Copy all lines below containing "xlabel".

Figure data in JSON:
◇ ◇ ◇ ◇

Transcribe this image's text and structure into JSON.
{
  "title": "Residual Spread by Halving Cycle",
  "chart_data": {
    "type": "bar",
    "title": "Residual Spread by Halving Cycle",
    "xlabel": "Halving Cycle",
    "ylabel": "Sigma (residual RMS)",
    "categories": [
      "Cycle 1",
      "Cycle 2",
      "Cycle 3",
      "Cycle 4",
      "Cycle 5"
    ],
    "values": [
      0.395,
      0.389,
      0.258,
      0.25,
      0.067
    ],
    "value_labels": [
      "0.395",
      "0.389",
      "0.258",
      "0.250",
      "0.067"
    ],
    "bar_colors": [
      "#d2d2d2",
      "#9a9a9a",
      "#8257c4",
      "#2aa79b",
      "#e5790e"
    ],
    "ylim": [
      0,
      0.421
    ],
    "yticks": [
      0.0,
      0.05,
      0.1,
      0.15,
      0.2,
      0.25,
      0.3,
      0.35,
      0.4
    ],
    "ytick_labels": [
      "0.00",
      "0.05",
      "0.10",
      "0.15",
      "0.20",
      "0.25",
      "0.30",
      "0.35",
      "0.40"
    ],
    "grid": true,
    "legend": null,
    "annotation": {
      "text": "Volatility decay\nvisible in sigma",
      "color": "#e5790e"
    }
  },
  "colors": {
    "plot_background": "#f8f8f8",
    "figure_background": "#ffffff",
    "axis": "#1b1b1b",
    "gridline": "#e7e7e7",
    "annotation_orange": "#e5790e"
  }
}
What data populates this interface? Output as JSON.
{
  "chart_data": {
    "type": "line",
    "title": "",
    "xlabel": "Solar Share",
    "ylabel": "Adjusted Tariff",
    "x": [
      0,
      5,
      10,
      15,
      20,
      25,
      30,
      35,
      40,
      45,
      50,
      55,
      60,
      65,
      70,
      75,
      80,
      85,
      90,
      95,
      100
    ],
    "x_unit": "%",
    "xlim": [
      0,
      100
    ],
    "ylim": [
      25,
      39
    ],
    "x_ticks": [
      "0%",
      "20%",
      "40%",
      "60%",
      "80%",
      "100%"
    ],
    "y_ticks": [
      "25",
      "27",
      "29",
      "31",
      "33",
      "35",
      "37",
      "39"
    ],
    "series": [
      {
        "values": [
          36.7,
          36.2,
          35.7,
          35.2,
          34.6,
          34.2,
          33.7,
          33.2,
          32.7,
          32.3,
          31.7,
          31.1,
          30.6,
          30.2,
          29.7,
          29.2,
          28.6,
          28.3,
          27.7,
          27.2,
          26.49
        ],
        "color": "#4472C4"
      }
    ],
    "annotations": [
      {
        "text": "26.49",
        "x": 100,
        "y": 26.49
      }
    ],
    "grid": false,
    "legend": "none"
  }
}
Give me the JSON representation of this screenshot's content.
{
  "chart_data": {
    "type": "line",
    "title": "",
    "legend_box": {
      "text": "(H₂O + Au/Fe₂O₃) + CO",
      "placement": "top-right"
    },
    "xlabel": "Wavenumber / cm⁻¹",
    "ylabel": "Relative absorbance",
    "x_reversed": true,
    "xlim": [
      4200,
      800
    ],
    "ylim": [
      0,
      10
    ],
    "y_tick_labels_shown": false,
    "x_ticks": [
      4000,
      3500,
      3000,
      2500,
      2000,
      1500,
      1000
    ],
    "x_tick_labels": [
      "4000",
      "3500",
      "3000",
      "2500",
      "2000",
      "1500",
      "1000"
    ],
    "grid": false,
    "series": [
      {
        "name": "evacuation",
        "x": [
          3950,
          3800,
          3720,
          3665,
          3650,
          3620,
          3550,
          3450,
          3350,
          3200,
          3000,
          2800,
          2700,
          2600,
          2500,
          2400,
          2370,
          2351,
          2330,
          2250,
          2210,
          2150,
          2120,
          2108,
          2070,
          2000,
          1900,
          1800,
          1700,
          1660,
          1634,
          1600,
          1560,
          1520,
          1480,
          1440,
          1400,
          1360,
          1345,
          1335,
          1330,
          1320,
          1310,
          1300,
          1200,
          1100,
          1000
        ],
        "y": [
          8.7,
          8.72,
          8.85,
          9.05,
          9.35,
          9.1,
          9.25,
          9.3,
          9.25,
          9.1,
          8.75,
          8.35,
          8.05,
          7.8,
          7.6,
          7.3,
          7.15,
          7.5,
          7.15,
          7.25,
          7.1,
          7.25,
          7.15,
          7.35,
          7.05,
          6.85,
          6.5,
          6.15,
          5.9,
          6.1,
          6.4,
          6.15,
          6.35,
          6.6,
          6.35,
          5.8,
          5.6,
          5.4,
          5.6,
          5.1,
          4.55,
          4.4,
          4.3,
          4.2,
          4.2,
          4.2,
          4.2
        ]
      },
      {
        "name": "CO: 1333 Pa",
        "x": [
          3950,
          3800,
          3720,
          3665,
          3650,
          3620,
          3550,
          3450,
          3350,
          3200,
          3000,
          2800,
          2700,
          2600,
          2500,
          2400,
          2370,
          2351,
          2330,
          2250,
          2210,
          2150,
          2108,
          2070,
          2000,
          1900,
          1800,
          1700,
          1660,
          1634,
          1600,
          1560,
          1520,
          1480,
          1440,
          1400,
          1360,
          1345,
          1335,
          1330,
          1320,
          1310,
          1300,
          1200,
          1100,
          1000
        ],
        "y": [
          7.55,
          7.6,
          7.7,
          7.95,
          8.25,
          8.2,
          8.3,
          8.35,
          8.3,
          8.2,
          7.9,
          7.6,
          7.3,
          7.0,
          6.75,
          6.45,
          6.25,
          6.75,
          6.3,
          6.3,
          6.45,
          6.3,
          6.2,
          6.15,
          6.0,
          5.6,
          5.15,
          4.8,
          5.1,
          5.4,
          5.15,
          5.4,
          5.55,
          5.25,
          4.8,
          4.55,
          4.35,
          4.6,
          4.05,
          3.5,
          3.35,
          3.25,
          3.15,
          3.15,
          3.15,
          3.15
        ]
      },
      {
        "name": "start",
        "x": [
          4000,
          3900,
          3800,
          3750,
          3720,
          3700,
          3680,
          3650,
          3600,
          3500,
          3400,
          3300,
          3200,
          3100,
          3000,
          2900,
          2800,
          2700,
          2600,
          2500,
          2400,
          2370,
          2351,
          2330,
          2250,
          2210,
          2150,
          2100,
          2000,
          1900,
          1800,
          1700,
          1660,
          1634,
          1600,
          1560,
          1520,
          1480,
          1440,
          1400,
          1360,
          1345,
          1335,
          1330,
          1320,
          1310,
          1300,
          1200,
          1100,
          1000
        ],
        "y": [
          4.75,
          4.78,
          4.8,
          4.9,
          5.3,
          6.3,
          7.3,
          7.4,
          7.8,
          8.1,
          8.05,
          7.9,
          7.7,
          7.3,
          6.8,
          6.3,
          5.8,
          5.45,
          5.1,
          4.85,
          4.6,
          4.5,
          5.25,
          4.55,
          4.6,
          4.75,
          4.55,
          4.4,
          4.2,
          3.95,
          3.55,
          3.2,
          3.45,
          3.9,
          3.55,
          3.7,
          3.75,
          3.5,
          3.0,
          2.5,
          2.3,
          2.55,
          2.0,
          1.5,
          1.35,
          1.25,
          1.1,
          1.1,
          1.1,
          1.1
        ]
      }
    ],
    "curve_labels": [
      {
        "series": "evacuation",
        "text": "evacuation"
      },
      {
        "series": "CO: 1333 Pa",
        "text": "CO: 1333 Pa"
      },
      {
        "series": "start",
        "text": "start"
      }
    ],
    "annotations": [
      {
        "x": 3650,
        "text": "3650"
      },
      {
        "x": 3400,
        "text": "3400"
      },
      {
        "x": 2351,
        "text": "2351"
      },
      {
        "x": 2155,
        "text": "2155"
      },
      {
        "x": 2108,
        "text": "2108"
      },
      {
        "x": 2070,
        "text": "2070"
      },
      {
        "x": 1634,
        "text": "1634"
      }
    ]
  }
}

◇ ◇ ◇ ◇

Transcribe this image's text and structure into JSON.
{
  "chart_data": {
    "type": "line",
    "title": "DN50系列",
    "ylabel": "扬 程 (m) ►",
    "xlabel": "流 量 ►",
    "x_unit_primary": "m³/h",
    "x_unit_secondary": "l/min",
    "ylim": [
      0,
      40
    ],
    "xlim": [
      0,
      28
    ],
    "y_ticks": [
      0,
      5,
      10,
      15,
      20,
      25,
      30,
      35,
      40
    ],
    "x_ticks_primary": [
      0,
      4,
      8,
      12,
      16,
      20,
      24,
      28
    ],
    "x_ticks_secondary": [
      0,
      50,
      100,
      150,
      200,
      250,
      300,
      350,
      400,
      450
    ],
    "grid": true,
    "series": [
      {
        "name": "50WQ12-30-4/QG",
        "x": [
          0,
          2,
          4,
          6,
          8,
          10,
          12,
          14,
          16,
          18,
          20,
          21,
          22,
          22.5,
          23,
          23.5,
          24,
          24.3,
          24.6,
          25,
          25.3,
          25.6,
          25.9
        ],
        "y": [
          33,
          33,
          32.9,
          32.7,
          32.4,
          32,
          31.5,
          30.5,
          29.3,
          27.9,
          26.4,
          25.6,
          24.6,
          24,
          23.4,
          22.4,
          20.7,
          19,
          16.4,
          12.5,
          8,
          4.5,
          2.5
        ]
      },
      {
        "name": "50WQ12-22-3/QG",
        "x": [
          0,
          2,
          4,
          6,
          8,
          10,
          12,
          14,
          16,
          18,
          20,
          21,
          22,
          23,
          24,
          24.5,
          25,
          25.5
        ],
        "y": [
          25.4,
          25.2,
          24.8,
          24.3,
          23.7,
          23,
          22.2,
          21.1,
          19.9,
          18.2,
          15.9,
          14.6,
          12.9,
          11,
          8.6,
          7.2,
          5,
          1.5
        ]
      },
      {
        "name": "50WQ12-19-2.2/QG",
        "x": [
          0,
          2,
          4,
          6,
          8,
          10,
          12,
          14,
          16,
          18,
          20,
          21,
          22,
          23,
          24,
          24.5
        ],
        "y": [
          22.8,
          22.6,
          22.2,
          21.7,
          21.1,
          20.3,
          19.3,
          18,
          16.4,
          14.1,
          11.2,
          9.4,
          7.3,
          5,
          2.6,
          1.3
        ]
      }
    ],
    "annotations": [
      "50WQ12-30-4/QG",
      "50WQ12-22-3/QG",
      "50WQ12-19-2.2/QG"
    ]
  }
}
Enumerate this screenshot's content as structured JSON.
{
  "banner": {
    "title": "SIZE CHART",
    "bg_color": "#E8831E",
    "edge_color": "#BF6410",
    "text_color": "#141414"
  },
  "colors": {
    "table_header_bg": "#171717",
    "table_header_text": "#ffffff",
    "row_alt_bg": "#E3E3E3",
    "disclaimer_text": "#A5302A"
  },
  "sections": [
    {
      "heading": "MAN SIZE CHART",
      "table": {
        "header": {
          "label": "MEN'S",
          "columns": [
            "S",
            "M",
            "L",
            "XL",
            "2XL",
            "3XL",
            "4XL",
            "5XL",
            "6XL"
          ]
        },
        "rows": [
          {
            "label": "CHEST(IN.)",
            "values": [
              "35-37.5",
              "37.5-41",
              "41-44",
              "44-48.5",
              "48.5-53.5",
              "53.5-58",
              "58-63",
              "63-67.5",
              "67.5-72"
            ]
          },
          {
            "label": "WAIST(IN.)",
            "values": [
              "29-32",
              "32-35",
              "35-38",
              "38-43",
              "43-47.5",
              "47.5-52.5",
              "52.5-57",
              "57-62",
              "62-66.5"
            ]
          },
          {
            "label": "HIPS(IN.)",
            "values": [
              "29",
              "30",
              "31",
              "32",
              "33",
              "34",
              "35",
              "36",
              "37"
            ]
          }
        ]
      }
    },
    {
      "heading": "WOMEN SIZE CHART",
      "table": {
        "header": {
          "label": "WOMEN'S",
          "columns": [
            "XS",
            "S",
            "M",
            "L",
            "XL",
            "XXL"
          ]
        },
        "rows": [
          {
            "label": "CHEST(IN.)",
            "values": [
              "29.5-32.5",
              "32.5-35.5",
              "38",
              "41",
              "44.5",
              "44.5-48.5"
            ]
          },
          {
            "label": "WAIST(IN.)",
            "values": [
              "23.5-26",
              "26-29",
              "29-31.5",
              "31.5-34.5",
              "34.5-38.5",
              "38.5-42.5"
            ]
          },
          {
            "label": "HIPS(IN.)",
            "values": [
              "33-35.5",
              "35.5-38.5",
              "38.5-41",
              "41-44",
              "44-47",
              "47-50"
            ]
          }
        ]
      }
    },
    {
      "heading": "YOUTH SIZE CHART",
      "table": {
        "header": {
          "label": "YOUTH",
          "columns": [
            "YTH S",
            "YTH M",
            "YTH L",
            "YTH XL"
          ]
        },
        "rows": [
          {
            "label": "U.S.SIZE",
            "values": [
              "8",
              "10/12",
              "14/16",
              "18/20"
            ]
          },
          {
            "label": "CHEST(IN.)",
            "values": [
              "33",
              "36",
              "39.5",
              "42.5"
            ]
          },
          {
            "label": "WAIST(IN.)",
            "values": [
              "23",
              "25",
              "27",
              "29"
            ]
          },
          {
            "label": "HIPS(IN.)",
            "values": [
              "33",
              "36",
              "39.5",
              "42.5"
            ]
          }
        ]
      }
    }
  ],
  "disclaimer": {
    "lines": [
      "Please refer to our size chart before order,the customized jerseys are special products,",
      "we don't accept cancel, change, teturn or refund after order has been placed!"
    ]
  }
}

◇ ◇ ◇ ◇

■ **THE RESULT**:
    "xlabel": "Halving Cycle",
    "xlabel": "Solar Share",
    "xlabel": "Wavenumber / cm⁻¹",
    "xlabel": "流 量 ►",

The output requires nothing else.